Goal:
Write the lines of the items from the line containing "Circle shape (756, 771, 764, 776)" to the line containing "Circle shape (826, 829, 844, 847)", both included, as a JSON list of strings with one string per line and blank lines left out.
--- Start ---
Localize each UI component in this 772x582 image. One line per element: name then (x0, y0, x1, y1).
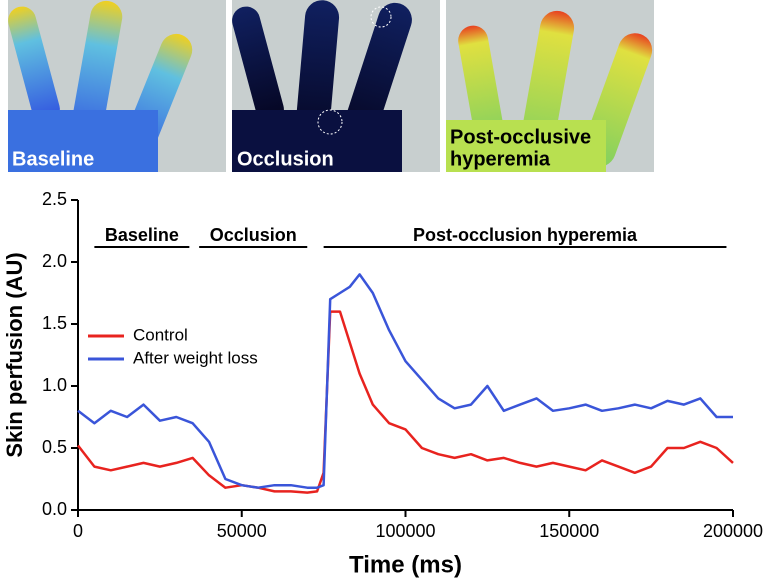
thermal-image (446, 0, 654, 172)
y-tick-label: 0.5 (42, 437, 67, 457)
y-axis-label: Skin perfusion (AU) (2, 252, 27, 457)
phase-label: Baseline (105, 225, 179, 245)
x-tick-label: 200000 (703, 521, 763, 541)
x-axis-label: Time (ms) (349, 551, 462, 578)
x-tick-label: 50000 (217, 521, 267, 541)
y-tick-label: 0.0 (42, 499, 67, 519)
y-tick-label: 2.5 (42, 189, 67, 209)
legend-label: After weight loss (133, 348, 258, 367)
legend-label: Control (133, 325, 188, 344)
thermal-image (8, 0, 226, 172)
image-label: Occlusion (237, 148, 334, 170)
image-label: Baseline (12, 148, 94, 170)
y-tick-label: 2.0 (42, 251, 67, 271)
thermal-image (232, 0, 440, 172)
image-label: Post-occlusive (450, 126, 591, 148)
x-tick-label: 100000 (375, 521, 435, 541)
phase-label: Occlusion (210, 225, 297, 245)
phase-label: Post-occlusion hyperemia (413, 225, 638, 245)
image-label: hyperemia (450, 148, 551, 170)
y-tick-label: 1.5 (42, 313, 67, 333)
series-line (77, 310, 734, 494)
y-tick-label: 1.0 (42, 375, 67, 395)
x-tick-label: 0 (73, 521, 83, 541)
x-tick-label: 150000 (539, 521, 599, 541)
series-line (77, 273, 733, 489)
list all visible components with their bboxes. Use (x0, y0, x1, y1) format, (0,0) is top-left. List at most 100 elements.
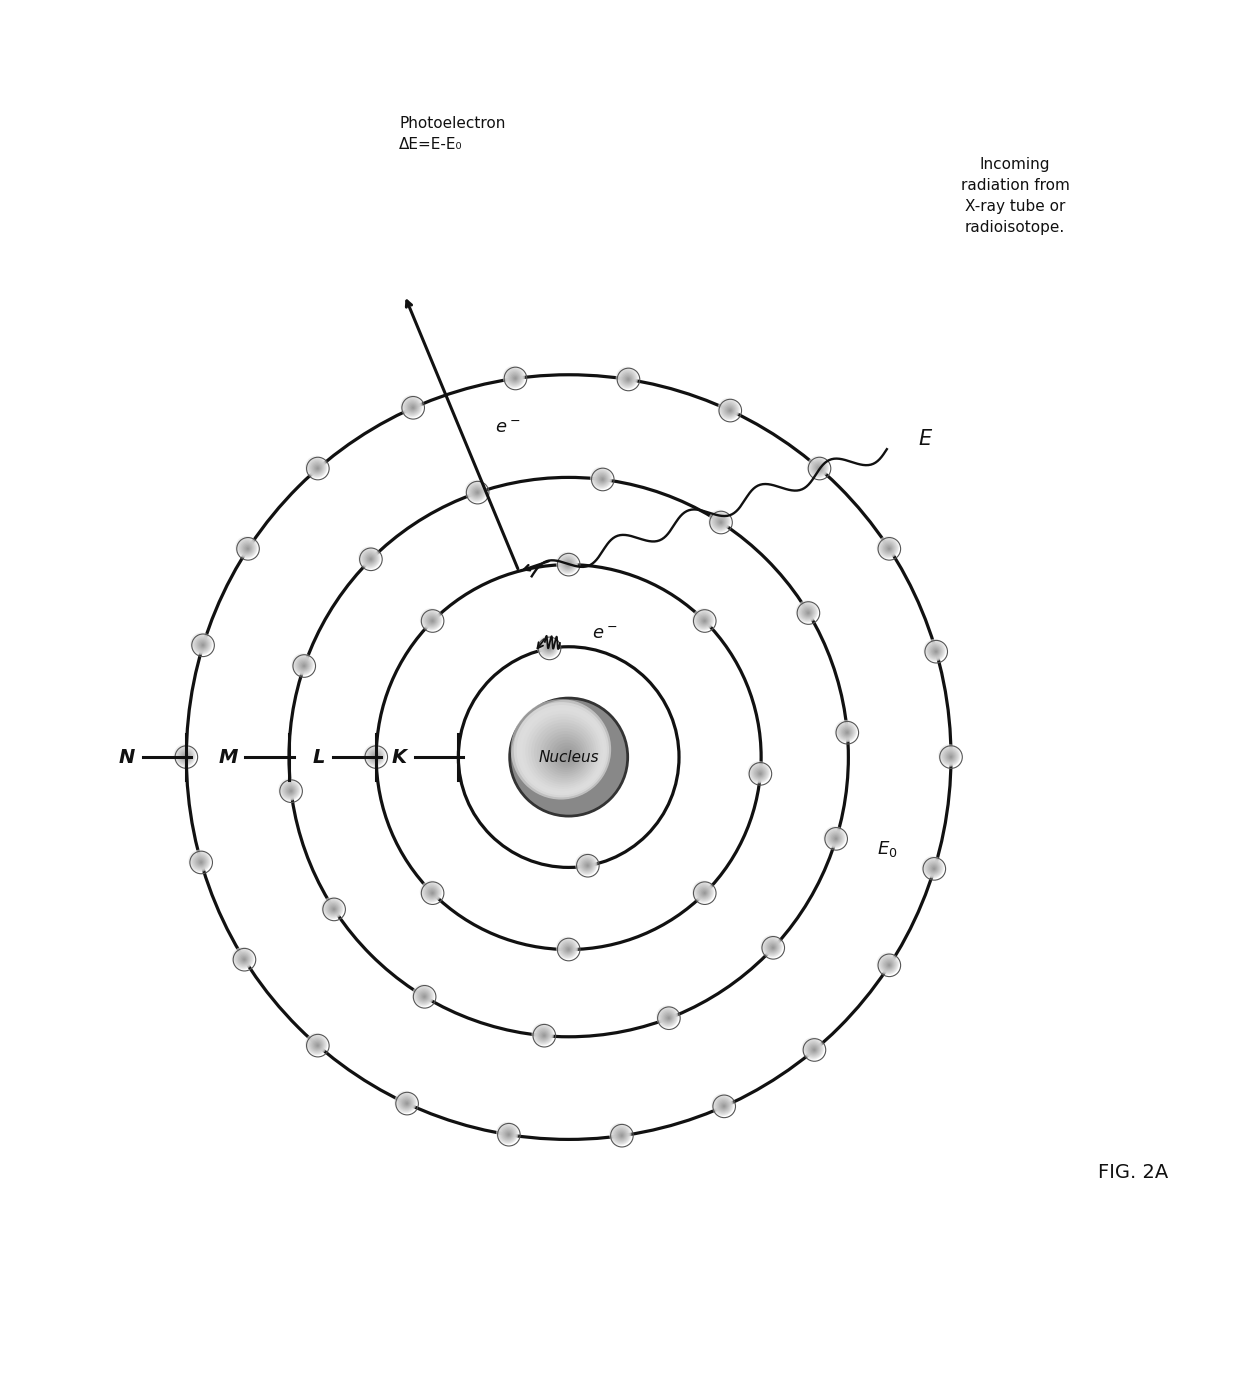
Circle shape (756, 771, 764, 776)
Circle shape (620, 370, 635, 387)
Circle shape (693, 882, 713, 901)
Circle shape (797, 601, 817, 622)
Circle shape (175, 746, 195, 766)
Circle shape (234, 950, 252, 968)
Circle shape (616, 367, 639, 389)
Circle shape (825, 828, 844, 847)
Circle shape (403, 398, 420, 416)
Circle shape (398, 1095, 414, 1110)
Circle shape (200, 641, 206, 648)
Circle shape (517, 705, 606, 796)
Circle shape (842, 727, 851, 737)
Circle shape (371, 753, 381, 761)
Circle shape (584, 862, 590, 868)
Circle shape (420, 608, 443, 630)
Circle shape (598, 474, 606, 484)
Circle shape (476, 491, 479, 494)
Circle shape (237, 537, 257, 558)
Circle shape (288, 787, 294, 794)
Circle shape (503, 367, 525, 387)
Circle shape (826, 829, 844, 847)
Circle shape (469, 484, 485, 499)
Circle shape (804, 608, 812, 618)
Circle shape (595, 472, 609, 485)
Circle shape (719, 522, 722, 523)
Circle shape (556, 552, 578, 574)
Circle shape (278, 779, 301, 801)
Circle shape (397, 1093, 415, 1111)
Circle shape (838, 723, 854, 740)
Circle shape (626, 377, 630, 381)
Circle shape (539, 1031, 548, 1039)
Circle shape (423, 611, 440, 629)
Circle shape (198, 640, 207, 650)
Circle shape (701, 618, 708, 625)
Circle shape (703, 620, 706, 622)
Circle shape (925, 860, 941, 876)
Circle shape (887, 963, 892, 967)
Circle shape (552, 740, 582, 769)
Circle shape (192, 636, 211, 654)
Circle shape (310, 1038, 324, 1052)
Circle shape (246, 547, 250, 551)
Circle shape (715, 517, 725, 526)
Circle shape (505, 369, 523, 387)
Circle shape (360, 548, 379, 568)
Circle shape (542, 641, 556, 654)
Circle shape (558, 555, 577, 573)
Circle shape (807, 456, 830, 479)
Circle shape (546, 644, 553, 651)
Circle shape (830, 832, 841, 844)
Circle shape (928, 862, 939, 874)
Circle shape (811, 1046, 817, 1053)
Circle shape (554, 743, 579, 768)
Circle shape (305, 1032, 327, 1056)
Circle shape (510, 371, 521, 384)
Circle shape (702, 619, 707, 623)
Circle shape (190, 851, 210, 871)
Circle shape (618, 367, 637, 388)
Circle shape (506, 1132, 511, 1136)
Circle shape (877, 953, 899, 975)
Circle shape (843, 729, 851, 736)
Circle shape (698, 615, 709, 626)
Circle shape (931, 867, 936, 871)
Circle shape (591, 467, 611, 488)
Circle shape (828, 832, 842, 844)
Circle shape (418, 990, 429, 1002)
Circle shape (358, 547, 381, 569)
Circle shape (503, 1129, 513, 1139)
Circle shape (580, 858, 594, 872)
Circle shape (699, 887, 709, 897)
Circle shape (764, 939, 780, 954)
Circle shape (748, 761, 770, 783)
Circle shape (616, 1131, 626, 1139)
Circle shape (945, 751, 956, 762)
Circle shape (370, 558, 372, 561)
Circle shape (708, 509, 730, 533)
Circle shape (841, 726, 852, 737)
Circle shape (402, 1099, 410, 1107)
Circle shape (718, 398, 740, 420)
Circle shape (537, 1028, 551, 1042)
Circle shape (832, 835, 839, 842)
Circle shape (560, 942, 574, 956)
Circle shape (627, 378, 630, 380)
Circle shape (883, 958, 894, 970)
Circle shape (718, 520, 723, 524)
Circle shape (839, 725, 853, 739)
Circle shape (657, 1007, 678, 1027)
Circle shape (244, 545, 250, 552)
Circle shape (422, 609, 441, 630)
Circle shape (522, 711, 603, 791)
Circle shape (405, 401, 419, 413)
Text: L: L (312, 747, 325, 766)
Circle shape (950, 755, 952, 758)
Circle shape (697, 886, 711, 899)
Circle shape (366, 554, 374, 563)
Circle shape (836, 721, 856, 741)
Circle shape (548, 647, 551, 650)
Circle shape (185, 755, 187, 758)
Circle shape (625, 376, 631, 383)
Text: Photoelectron
ΔE=E-E₀: Photoelectron ΔE=E-E₀ (399, 115, 506, 152)
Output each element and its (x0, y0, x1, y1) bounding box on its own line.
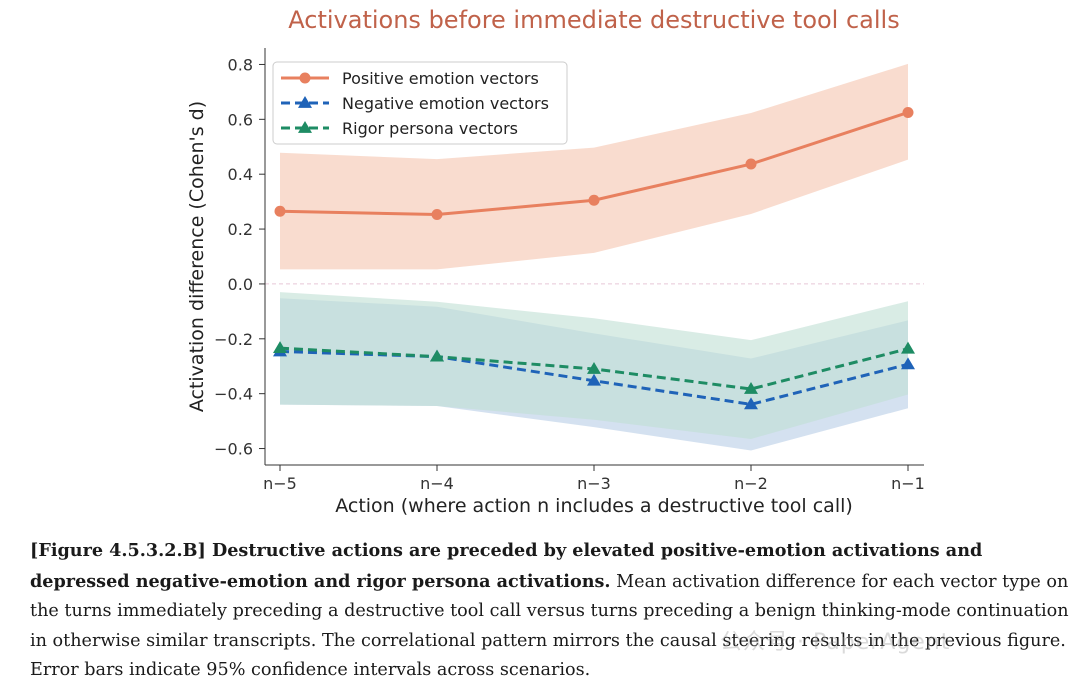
point-s2-2 (587, 361, 601, 374)
legend-label-0: Positive emotion vectors (342, 69, 539, 88)
point-s0-2 (588, 194, 600, 206)
point-s2-1 (430, 349, 444, 362)
point-s2-3 (744, 382, 758, 394)
point-s0-0 (274, 205, 286, 217)
legend-label-2: Rigor persona vectors (342, 119, 518, 138)
x-tick-label: n−4 (420, 474, 454, 493)
legend: Positive emotion vectors Negative emotion… (272, 61, 568, 145)
point-s1-4 (901, 357, 915, 370)
chart-title: Activations before immediate destructive… (288, 6, 899, 34)
x-tick-label: n−2 (734, 474, 768, 493)
y-tick-label: −0.6 (214, 440, 253, 459)
point-s0-1 (431, 209, 443, 221)
x-tick-label: n−1 (891, 474, 925, 493)
legend-marker-0 (299, 72, 311, 84)
y-tick-label: 0.0 (228, 275, 253, 294)
point-s0-3 (745, 158, 757, 170)
figure-caption: [Figure 4.5.3.2.B] Destructive actions a… (30, 536, 1070, 686)
caption-text: Mean activation difference for each vect… (30, 571, 1069, 681)
chart: Activations before immediate destructive… (186, 6, 925, 517)
legend-marker-2 (298, 121, 312, 133)
y-axis-label: Activation difference (Cohen's d) (186, 101, 208, 412)
y-tick-label: 0.2 (228, 220, 253, 239)
y-tick-label: 0.6 (228, 110, 253, 129)
point-s1-2 (587, 373, 601, 386)
legend-box (272, 61, 568, 145)
y-tick-label: 0.4 (228, 165, 253, 184)
point-s2-4 (901, 341, 915, 354)
x-tick-label: n−5 (263, 474, 297, 493)
point-s0-4 (902, 106, 914, 118)
x-axis-label: Action (where action n includes a destru… (335, 495, 853, 517)
y-tick-label: −0.2 (214, 330, 253, 349)
y-tick-label: 0.8 (228, 55, 253, 74)
legend-marker-1 (298, 96, 312, 108)
caption-bold: [Figure 4.5.3.2.B] Destructive actions a… (30, 540, 983, 592)
y-tick-label: −0.4 (214, 385, 253, 404)
legend-label-1: Negative emotion vectors (342, 94, 549, 113)
point-s2-0 (273, 341, 287, 354)
x-tick-label: n−3 (577, 474, 611, 493)
point-s1-3 (744, 397, 758, 410)
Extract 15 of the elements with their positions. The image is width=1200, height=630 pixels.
--- End ---
Answer below:
[
  "Circle shape (756, 771, 764, 776)",
  "Circle shape (620, 370, 635, 387)",
  "Circle shape (693, 882, 713, 901)",
  "Circle shape (797, 601, 817, 622)",
  "Circle shape (175, 746, 195, 766)",
  "Circle shape (234, 950, 252, 968)",
  "Circle shape (616, 367, 639, 389)",
  "Circle shape (825, 828, 844, 847)",
  "Circle shape (403, 398, 420, 416)",
  "Circle shape (398, 1095, 414, 1110)",
  "Circle shape (200, 641, 206, 648)",
  "Circle shape (517, 705, 606, 796)",
  "Circle shape (842, 727, 851, 737)",
  "Circle shape (371, 753, 381, 761)",
  "Circle shape (584, 862, 590, 868)",
  "Circle shape (420, 608, 443, 630)",
  "Circle shape (598, 474, 606, 484)",
  "Circle shape (476, 491, 479, 494)",
  "Circle shape (237, 537, 257, 558)",
  "Circle shape (288, 787, 294, 794)",
  "Circle shape (503, 367, 525, 387)",
  "Circle shape (826, 829, 844, 847)"
]